_RECORDS SUPPLIED_:
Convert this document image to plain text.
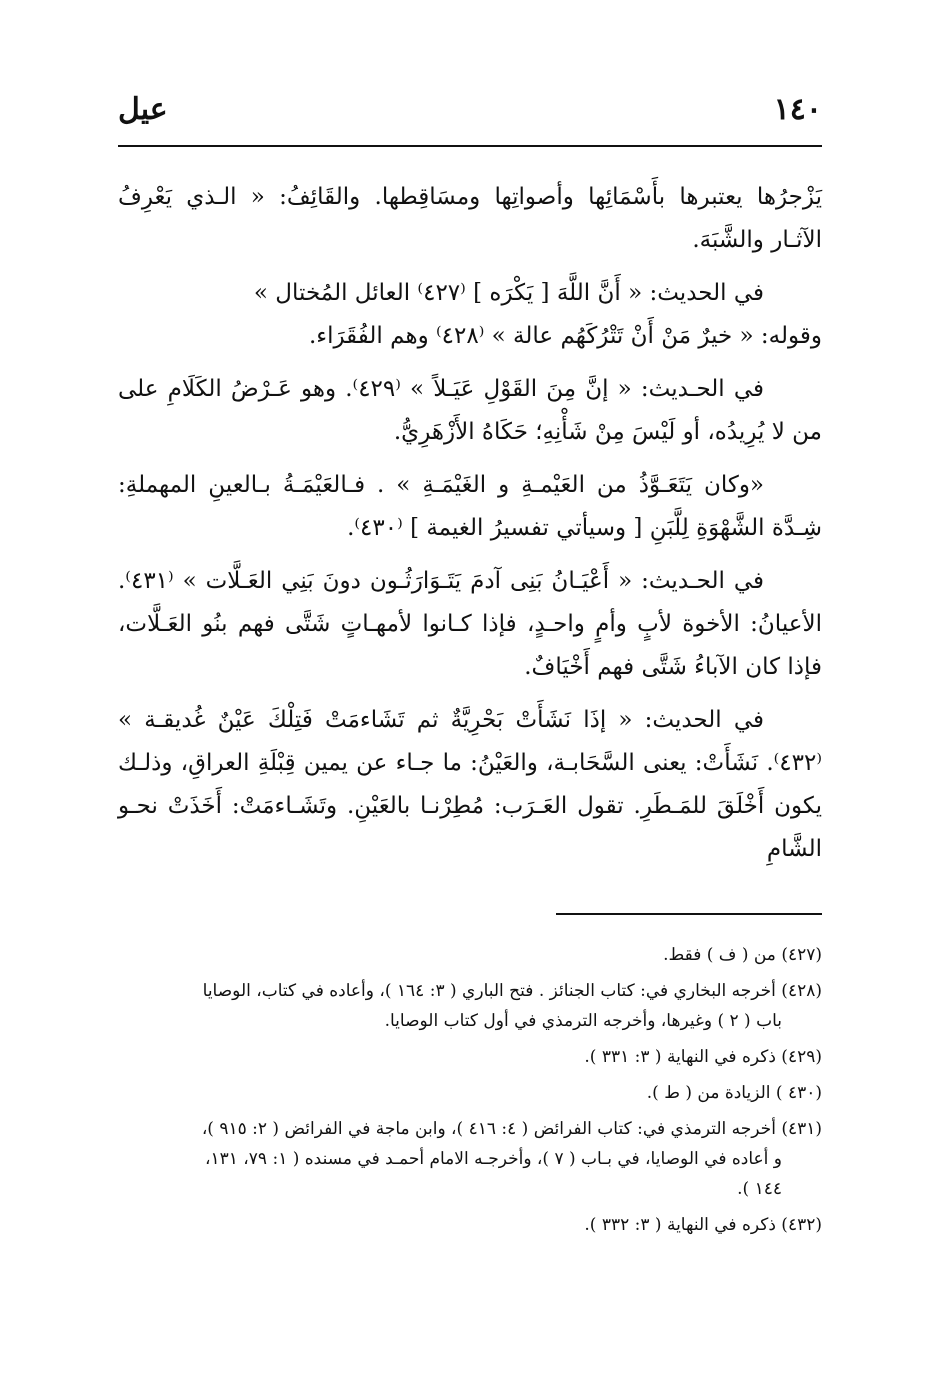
١٤٠
عيل

يَزْجرُها يعتبرها بأَسْمَائِها وأصواتِها ومسَاقِطها. والقَائِفُ: « الـذي يَعْرِفُ الآثـار والشَّبَهَ.

في الحديث: « أَنَّ اللَّهَ [ يَكْرَه ] ⁽٤٢٧⁾ العائل المُختال »

وقوله: « خيرٌ مَنْ أَنْ تَتْرُكَهُم عالة » ⁽٤٢٨⁾ وهم الفُقَرَاء.

في الحـديث: « إنَّ مِنَ القَوْلِ عَيَـلاً » ⁽٤٢٩⁾. وهو عَـرْضُ الكَلَامِ على من لا يُرِيدُه، أو لَيْسَ مِنْ شَأْنِهِ؛ حَكَاهُ الأَزْهَرِيُّ.

«وكان يَتَعَـوَّذُ من العَيْمـةِ و الغَيْمَـةِ » . فـالعَيْمَـةُ بـالعينِ المهملةِ: شِـدَّة الشَّهْوَةِ لِلَّبَنِ [ وسيأتي تفسيرُ الغيمة ] ⁽٤٣٠⁾.

في الحـديث: « أَعْيَـانُ بَنِى آدمَ يَتَـوَارَثُـون دونَ بَنِي العَـلَّات » ⁽٤٣١⁾. الأعيانُ: الأخوة لأبٍ وأمٍ واحـدٍ، فإذا كـانوا لأمهـاتٍ شَتَّى فهم بنُو العَـلَّات، فإذا كان الآباءُ شَتَّى فهم أَخْيَافٌ.

في الحديث: « إذَا نَشَأَتْ بَحْرِيَّةٌ ثم تَشَاءمَتْ فَتِلْكَ عَيْنٌ غُديقـة » ⁽٤٣٢⁾. نَشَأَتْ: يعنى السَّحَابـة، والعَيْنُ: ما جـاء عن يمين قِبْلَةِ العراقِ، وذلـك يكون أَخْلَقَ للمَـطَرِ. تقول العَـرَب: مُطِرْنـا بالعَيْنِ. وتَشَـاءمَتْ: أَخَذَتْ نحـو الشَّامِ

(٤٢٧) من ( ف ) فقط.

(٤٢٨) أخرجه البخاري في: كتاب الجنائز . فتح الباري ( ٣: ١٦٤ )، وأعاده في كتاب، الوصايا
باب ( ٢ ) وغيرها، وأخرجه الترمذي في أول كتاب الوصايا.

(٤٢٩) ذكره في النهاية ( ٣: ٣٣١ ).

(٤٣٠ ) الزيادة من ( ط ).

(٤٣١) أخرجه الترمذي في: كتاب الفرائض ( ٤: ٤١٦ )، وابن ماجة في الفرائض ( ٢: ٩١٥ )،
و أعاده في الوصايا، في بـاب ( ٧ )، وأخرجـه الامام أحمـد في مسنده ( ١: ٧٩، ١٣١،
١٤٤ ).

(٤٣٢) ذكره في النهاية ( ٣: ٣٣٢ ).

_AIM_:
Count every line in the listing above that holds "ذكره", then report only the count.

_THE SOLUTION_:
2